Data excerpts:
= = = =
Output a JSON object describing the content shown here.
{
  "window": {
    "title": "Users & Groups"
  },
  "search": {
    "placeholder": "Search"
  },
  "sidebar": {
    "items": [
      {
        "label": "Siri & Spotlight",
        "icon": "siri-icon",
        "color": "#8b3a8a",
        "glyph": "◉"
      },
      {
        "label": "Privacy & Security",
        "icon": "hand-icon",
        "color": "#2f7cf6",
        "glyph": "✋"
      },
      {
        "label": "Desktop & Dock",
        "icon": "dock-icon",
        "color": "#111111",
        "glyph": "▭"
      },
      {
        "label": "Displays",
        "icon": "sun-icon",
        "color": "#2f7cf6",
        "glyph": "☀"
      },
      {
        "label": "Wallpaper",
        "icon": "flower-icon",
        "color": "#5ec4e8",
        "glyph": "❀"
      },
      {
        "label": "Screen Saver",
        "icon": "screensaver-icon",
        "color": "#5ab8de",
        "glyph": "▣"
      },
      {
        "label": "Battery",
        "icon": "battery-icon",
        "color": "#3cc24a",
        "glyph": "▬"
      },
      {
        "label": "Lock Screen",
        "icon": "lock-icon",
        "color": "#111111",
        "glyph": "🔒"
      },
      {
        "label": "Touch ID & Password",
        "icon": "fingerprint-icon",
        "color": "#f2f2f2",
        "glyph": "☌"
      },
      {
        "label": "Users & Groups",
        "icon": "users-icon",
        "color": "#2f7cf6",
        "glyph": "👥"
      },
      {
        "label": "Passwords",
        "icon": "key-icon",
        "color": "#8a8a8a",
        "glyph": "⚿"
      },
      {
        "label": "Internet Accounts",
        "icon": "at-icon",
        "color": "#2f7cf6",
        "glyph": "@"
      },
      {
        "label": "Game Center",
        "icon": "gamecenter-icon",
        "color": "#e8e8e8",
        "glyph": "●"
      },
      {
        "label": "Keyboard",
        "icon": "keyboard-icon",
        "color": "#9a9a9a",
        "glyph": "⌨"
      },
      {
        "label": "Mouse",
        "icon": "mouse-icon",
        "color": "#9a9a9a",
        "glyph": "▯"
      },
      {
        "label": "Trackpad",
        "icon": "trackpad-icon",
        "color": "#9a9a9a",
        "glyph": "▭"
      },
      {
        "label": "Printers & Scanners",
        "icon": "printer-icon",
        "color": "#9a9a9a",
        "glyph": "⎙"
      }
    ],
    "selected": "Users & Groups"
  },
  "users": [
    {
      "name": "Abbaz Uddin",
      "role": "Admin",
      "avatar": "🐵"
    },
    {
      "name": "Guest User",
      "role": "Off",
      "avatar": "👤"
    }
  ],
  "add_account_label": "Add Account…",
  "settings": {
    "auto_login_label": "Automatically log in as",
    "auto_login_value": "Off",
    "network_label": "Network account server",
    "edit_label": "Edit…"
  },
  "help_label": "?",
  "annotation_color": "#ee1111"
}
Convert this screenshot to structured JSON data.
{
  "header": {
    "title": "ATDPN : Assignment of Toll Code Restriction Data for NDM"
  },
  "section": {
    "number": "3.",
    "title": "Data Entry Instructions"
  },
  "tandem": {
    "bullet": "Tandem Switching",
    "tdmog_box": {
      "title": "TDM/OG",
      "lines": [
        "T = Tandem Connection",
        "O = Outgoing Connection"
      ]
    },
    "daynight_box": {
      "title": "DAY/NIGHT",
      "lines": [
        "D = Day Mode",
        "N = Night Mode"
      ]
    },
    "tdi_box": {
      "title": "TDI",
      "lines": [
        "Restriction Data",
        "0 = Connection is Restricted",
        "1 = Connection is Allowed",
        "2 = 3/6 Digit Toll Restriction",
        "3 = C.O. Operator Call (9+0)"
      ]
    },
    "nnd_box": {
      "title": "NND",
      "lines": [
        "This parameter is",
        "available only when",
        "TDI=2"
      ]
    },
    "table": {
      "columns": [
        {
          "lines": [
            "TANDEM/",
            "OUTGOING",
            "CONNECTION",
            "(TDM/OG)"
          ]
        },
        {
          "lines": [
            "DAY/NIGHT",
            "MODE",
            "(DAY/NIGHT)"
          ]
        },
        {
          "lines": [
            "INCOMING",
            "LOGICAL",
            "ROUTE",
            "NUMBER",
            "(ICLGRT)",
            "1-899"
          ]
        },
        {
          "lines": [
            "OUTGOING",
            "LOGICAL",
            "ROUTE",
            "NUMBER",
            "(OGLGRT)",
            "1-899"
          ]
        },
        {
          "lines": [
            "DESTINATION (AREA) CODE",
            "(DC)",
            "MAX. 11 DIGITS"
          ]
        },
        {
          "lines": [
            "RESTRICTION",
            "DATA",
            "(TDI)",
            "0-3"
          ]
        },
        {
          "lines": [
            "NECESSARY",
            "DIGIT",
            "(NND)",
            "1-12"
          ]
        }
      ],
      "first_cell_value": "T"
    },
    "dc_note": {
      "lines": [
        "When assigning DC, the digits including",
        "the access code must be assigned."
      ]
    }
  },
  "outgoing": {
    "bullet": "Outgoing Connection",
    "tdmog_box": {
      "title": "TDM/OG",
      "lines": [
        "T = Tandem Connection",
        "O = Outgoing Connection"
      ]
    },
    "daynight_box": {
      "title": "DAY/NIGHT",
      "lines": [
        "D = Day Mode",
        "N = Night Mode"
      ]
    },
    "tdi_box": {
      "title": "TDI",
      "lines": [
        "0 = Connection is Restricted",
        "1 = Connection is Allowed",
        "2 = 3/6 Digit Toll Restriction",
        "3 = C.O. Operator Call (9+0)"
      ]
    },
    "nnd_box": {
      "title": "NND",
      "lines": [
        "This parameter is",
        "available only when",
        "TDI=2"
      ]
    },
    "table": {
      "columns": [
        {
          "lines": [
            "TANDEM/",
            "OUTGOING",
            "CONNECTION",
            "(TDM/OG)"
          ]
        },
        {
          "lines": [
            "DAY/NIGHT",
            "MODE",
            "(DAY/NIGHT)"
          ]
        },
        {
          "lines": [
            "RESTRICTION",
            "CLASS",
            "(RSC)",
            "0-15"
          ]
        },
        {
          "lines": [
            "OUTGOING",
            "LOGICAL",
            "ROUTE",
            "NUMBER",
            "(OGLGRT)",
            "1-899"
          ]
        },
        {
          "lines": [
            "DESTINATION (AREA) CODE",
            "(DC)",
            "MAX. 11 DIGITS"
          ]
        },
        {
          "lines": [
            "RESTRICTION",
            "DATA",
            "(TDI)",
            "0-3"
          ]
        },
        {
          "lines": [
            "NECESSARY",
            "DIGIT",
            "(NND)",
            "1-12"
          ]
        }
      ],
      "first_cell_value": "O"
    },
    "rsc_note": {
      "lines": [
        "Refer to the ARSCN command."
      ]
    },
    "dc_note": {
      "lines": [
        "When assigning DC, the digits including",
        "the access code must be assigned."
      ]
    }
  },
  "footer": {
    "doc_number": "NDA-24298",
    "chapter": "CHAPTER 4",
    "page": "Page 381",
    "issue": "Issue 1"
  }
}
= = = =
Required work
Your task is to repeat every entry exactly.

Written response
Output a JSON object describing the content shown here.
{
  "window": {
    "title": "Users & Groups"
  },
  "search": {
    "placeholder": "Search"
  },
  "sidebar": {
    "items": [
      {
        "label": "Siri & Spotlight",
        "icon": "siri-icon",
        "color": "#8b3a8a",
        "glyph": "◉"
      },
      {
        "label": "Privacy & Security",
        "icon": "hand-icon",
        "color": "#2f7cf6",
        "glyph": "✋"
      },
      {
        "label": "Desktop & Dock",
        "icon": "dock-icon",
        "color": "#111111",
        "glyph": "▭"
      },
      {
        "label": "Displays",
        "icon": "sun-icon",
        "color": "#2f7cf6",
        "glyph": "☀"
      },
      {
        "label": "Wallpaper",
        "icon": "flower-icon",
        "color": "#5ec4e8",
        "glyph": "❀"
      },
      {
        "label": "Screen Saver",
        "icon": "screensaver-icon",
        "color": "#5ab8de",
        "glyph": "▣"
      },
      {
        "label": "Battery",
        "icon": "battery-icon",
        "color": "#3cc24a",
        "glyph": "▬"
      },
      {
        "label": "Lock Screen",
        "icon": "lock-icon",
        "color": "#111111",
        "glyph": "🔒"
      },
      {
        "label": "Touch ID & Password",
        "icon": "fingerprint-icon",
        "color": "#f2f2f2",
        "glyph": "☌"
      },
      {
        "label": "Users & Groups",
        "icon": "users-icon",
        "color": "#2f7cf6",
        "glyph": "👥"
      },
      {
        "label": "Passwords",
        "icon": "key-icon",
        "color": "#8a8a8a",
        "glyph": "⚿"
      },
      {
        "label": "Internet Accounts",
        "icon": "at-icon",
        "color": "#2f7cf6",
        "glyph": "@"
      },
      {
        "label": "Game Center",
        "icon": "gamecenter-icon",
        "color": "#e8e8e8",
        "glyph": "●"
      },
      {
        "label": "Keyboard",
        "icon": "keyboard-icon",
        "color": "#9a9a9a",
        "glyph": "⌨"
      },
      {
        "label": "Mouse",
        "icon": "mouse-icon",
        "color": "#9a9a9a",
        "glyph": "▯"
      },
      {
        "label": "Trackpad",
        "icon": "trackpad-icon",
        "color": "#9a9a9a",
        "glyph": "▭"
      },
      {
        "label": "Printers & Scanners",
        "icon": "printer-icon",
        "color": "#9a9a9a",
        "glyph": "⎙"
      }
    ],
    "selected": "Users & Groups"
  },
  "users": [
    {
      "name": "Abbaz Uddin",
      "role": "Admin",
      "avatar": "🐵"
    },
    {
      "name": "Guest User",
      "role": "Off",
      "avatar": "👤"
    }
  ],
  "add_account_label": "Add Account…",
  "settings": {
    "auto_login_label": "Automatically log in as",
    "auto_login_value": "Off",
    "network_label": "Network account server",
    "edit_label": "Edit…"
  },
  "help_label": "?",
  "annotation_color": "#ee1111"
}
Convert this screenshot to structured JSON data.
{
  "header": {
    "title": "ATDPN : Assignment of Toll Code Restriction Data for NDM"
  },
  "section": {
    "number": "3.",
    "title": "Data Entry Instructions"
  },
  "tandem": {
    "bullet": "Tandem Switching",
    "tdmog_box": {
      "title": "TDM/OG",
      "lines": [
        "T = Tandem Connection",
        "O = Outgoing Connection"
      ]
    },
    "daynight_box": {
      "title": "DAY/NIGHT",
      "lines": [
        "D = Day Mode",
        "N = Night Mode"
      ]
    },
    "tdi_box": {
      "title": "TDI",
      "lines": [
        "Restriction Data",
        "0 = Connection is Restricted",
        "1 = Connection is Allowed",
        "2 = 3/6 Digit Toll Restriction",
        "3 = C.O. Operator Call (9+0)"
      ]
    },
    "nnd_box": {
      "title": "NND",
      "lines": [
        "This parameter is",
        "available only when",
        "TDI=2"
      ]
    },
    "table": {
      "columns": [
        {
          "lines": [
            "TANDEM/",
            "OUTGOING",
            "CONNECTION",
            "(TDM/OG)"
          ]
        },
        {
          "lines": [
            "DAY/NIGHT",
            "MODE",
            "(DAY/NIGHT)"
          ]
        },
        {
          "lines": [
            "INCOMING",
            "LOGICAL",
            "ROUTE",
            "NUMBER",
            "(ICLGRT)",
            "1-899"
          ]
        },
        {
          "lines": [
            "OUTGOING",
            "LOGICAL",
            "ROUTE",
            "NUMBER",
            "(OGLGRT)",
            "1-899"
          ]
        },
        {
          "lines": [
            "DESTINATION (AREA) CODE",
            "(DC)",
            "MAX. 11 DIGITS"
          ]
        },
        {
          "lines": [
            "RESTRICTION",
            "DATA",
            "(TDI)",
            "0-3"
          ]
        },
        {
          "lines": [
            "NECESSARY",
            "DIGIT",
            "(NND)",
            "1-12"
          ]
        }
      ],
      "first_cell_value": "T"
    },
    "dc_note": {
      "lines": [
        "When assigning DC, the digits including",
        "the access code must be assigned."
      ]
    }
  },
  "outgoing": {
    "bullet": "Outgoing Connection",
    "tdmog_box": {
      "title": "TDM/OG",
      "lines": [
        "T = Tandem Connection",
        "O = Outgoing Connection"
      ]
    },
    "daynight_box": {
      "title": "DAY/NIGHT",
      "lines": [
        "D = Day Mode",
        "N = Night Mode"
      ]
    },
    "tdi_box": {
      "title": "TDI",
      "lines": [
        "0 = Connection is Restricted",
        "1 = Connection is Allowed",
        "2 = 3/6 Digit Toll Restriction",
        "3 = C.O. Operator Call (9+0)"
      ]
    },
    "nnd_box": {
      "title": "NND",
      "lines": [
        "This parameter is",
        "available only when",
        "TDI=2"
      ]
    },
    "table": {
      "columns": [
        {
          "lines": [
            "TANDEM/",
            "OUTGOING",
            "CONNECTION",
            "(TDM/OG)"
          ]
        },
        {
          "lines": [
            "DAY/NIGHT",
            "MODE",
            "(DAY/NIGHT)"
          ]
        },
        {
          "lines": [
            "RESTRICTION",
            "CLASS",
            "(RSC)",
            "0-15"
          ]
        },
        {
          "lines": [
            "OUTGOING",
            "LOGICAL",
            "ROUTE",
            "NUMBER",
            "(OGLGRT)",
            "1-899"
          ]
        },
        {
          "lines": [
            "DESTINATION (AREA) CODE",
            "(DC)",
            "MAX. 11 DIGITS"
          ]
        },
        {
          "lines": [
            "RESTRICTION",
            "DATA",
            "(TDI)",
            "0-3"
          ]
        },
        {
          "lines": [
            "NECESSARY",
            "DIGIT",
            "(NND)",
            "1-12"
          ]
        }
      ],
      "first_cell_value": "O"
    },
    "rsc_note": {
      "lines": [
        "Refer to the ARSCN command."
      ]
    },
    "dc_note": {
      "lines": [
        "When assigning DC, the digits including",
        "the access code must be assigned."
      ]
    }
  },
  "footer": {
    "doc_number": "NDA-24298",
    "chapter": "CHAPTER 4",
    "page": "Page 381",
    "issue": "Issue 1"
  }
}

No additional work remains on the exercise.